GOAL »
Gather the lines from the material that contain "keyword".

============================================================

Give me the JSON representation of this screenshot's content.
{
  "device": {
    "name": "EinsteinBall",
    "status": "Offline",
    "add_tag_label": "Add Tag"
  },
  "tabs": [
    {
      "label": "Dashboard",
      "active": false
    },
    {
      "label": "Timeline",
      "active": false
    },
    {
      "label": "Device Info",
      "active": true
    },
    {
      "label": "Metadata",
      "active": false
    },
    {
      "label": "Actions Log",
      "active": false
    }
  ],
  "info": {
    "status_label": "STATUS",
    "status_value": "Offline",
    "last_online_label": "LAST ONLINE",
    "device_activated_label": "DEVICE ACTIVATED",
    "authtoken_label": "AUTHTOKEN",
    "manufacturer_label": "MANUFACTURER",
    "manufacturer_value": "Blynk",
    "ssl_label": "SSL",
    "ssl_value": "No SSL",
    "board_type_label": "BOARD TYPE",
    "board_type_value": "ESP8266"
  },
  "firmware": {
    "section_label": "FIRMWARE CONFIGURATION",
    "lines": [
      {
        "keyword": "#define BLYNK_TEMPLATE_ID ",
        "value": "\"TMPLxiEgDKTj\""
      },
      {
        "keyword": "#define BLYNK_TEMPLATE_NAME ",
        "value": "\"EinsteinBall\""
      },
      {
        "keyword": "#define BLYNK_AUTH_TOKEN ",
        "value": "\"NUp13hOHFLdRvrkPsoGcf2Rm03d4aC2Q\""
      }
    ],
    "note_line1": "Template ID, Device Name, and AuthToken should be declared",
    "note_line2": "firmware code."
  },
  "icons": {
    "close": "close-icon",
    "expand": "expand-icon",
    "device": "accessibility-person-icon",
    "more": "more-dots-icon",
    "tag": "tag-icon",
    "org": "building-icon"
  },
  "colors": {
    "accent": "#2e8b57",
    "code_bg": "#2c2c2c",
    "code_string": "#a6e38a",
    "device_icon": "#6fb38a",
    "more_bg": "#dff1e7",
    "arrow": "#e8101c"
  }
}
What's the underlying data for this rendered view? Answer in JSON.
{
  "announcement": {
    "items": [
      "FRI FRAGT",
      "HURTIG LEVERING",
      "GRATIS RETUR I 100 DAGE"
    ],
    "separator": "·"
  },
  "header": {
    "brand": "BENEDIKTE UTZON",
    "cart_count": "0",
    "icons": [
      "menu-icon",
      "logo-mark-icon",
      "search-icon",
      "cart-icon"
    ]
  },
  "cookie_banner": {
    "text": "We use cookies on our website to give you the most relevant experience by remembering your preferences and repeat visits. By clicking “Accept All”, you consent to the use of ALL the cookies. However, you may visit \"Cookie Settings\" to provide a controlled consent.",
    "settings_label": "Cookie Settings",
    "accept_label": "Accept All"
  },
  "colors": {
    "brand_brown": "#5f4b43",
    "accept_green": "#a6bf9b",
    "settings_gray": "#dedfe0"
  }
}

============================================================

SOLUTION BELOW »
        "keyword": "#define BLYNK_TEMPLATE_ID ",
        "keyword": "#define BLYNK_TEMPLATE_NAME ",
        "keyword": "#define BLYNK_AUTH_TOKEN ",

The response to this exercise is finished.